Given exercise >>
Select every line holding the word "Number" and copy it.
:: Entries supplied
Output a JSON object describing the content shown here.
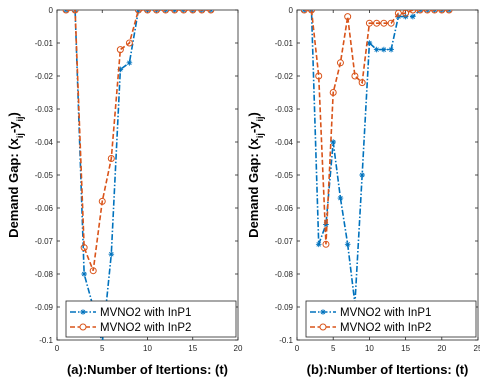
{
  "chart_data": [
    {
      "type": "line",
      "xlabel": "(a):Number of Itertions: (t)",
      "ylabel": "Demand Gap: (x_ij-y_ij)",
      "xlim": [
        0,
        20
      ],
      "ylim": [
        -0.1,
        0
      ],
      "xticks": [
        0,
        5,
        10,
        15,
        20
      ],
      "yticks": [
        0,
        -0.01,
        -0.02,
        -0.03,
        -0.04,
        -0.05,
        -0.06,
        -0.07,
        -0.08,
        -0.09,
        -0.1
      ],
      "grid": false,
      "legend_position": "bottom-right",
      "series": [
        {
          "name": "MVNO2 with InP1",
          "color": "#0072BD",
          "marker": "asterisk",
          "x": [
            1,
            2,
            3,
            4,
            5,
            6,
            7,
            8,
            9,
            10,
            11,
            12,
            13,
            14,
            15,
            16,
            17
          ],
          "y": [
            0,
            0,
            -0.08,
            -0.09,
            -0.101,
            -0.074,
            -0.018,
            -0.016,
            0,
            0,
            0,
            0,
            0,
            0,
            0,
            0,
            0
          ]
        },
        {
          "name": "MVNO2 with InP2",
          "color": "#D95319",
          "marker": "circle",
          "x": [
            1,
            2,
            3,
            4,
            5,
            6,
            7,
            8,
            9,
            10,
            11,
            12,
            13,
            14,
            15,
            16,
            17
          ],
          "y": [
            0,
            0,
            -0.072,
            -0.079,
            -0.058,
            -0.045,
            -0.012,
            -0.01,
            0,
            0,
            0,
            0,
            0,
            0,
            0,
            0,
            0
          ]
        }
      ]
    },
    {
      "type": "line",
      "xlabel": "(b):Number of Itertions: (t)",
      "ylabel": "Demand Gap: (x_ij-y_ij)",
      "xlim": [
        0,
        25
      ],
      "ylim": [
        -0.1,
        0
      ],
      "xticks": [
        0,
        5,
        10,
        15,
        20,
        25
      ],
      "yticks": [
        0,
        -0.01,
        -0.02,
        -0.03,
        -0.04,
        -0.05,
        -0.06,
        -0.07,
        -0.08,
        -0.09,
        -0.1
      ],
      "grid": false,
      "legend_position": "bottom-right",
      "series": [
        {
          "name": "MVNO2 with InP1",
          "color": "#0072BD",
          "marker": "asterisk",
          "x": [
            1,
            2,
            3,
            4,
            5,
            6,
            7,
            8,
            9,
            10,
            11,
            12,
            13,
            14,
            15,
            16,
            17,
            18,
            19,
            20,
            21
          ],
          "y": [
            0,
            0,
            -0.071,
            -0.065,
            -0.04,
            -0.057,
            -0.071,
            -0.089,
            -0.05,
            -0.01,
            -0.012,
            -0.012,
            -0.012,
            -0.002,
            -0.002,
            -0.002,
            0,
            0,
            0,
            0,
            0
          ]
        },
        {
          "name": "MVNO2 with InP2",
          "color": "#D95319",
          "marker": "circle",
          "x": [
            1,
            2,
            3,
            4,
            5,
            6,
            7,
            8,
            9,
            10,
            11,
            12,
            13,
            14,
            15,
            16,
            17,
            18,
            19,
            20,
            21
          ],
          "y": [
            0,
            0,
            -0.02,
            -0.071,
            -0.025,
            -0.016,
            -0.002,
            -0.02,
            -0.022,
            -0.004,
            -0.004,
            -0.004,
            -0.004,
            -0.001,
            -0.001,
            0,
            0,
            0,
            0,
            0,
            0
          ]
        }
      ]
    }
  ]
}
::::
Answer for the task >>
      "xlabel": "(a):Number of Itertions: (t)",
      "xlabel": "(b):Number of Itertions: (t)",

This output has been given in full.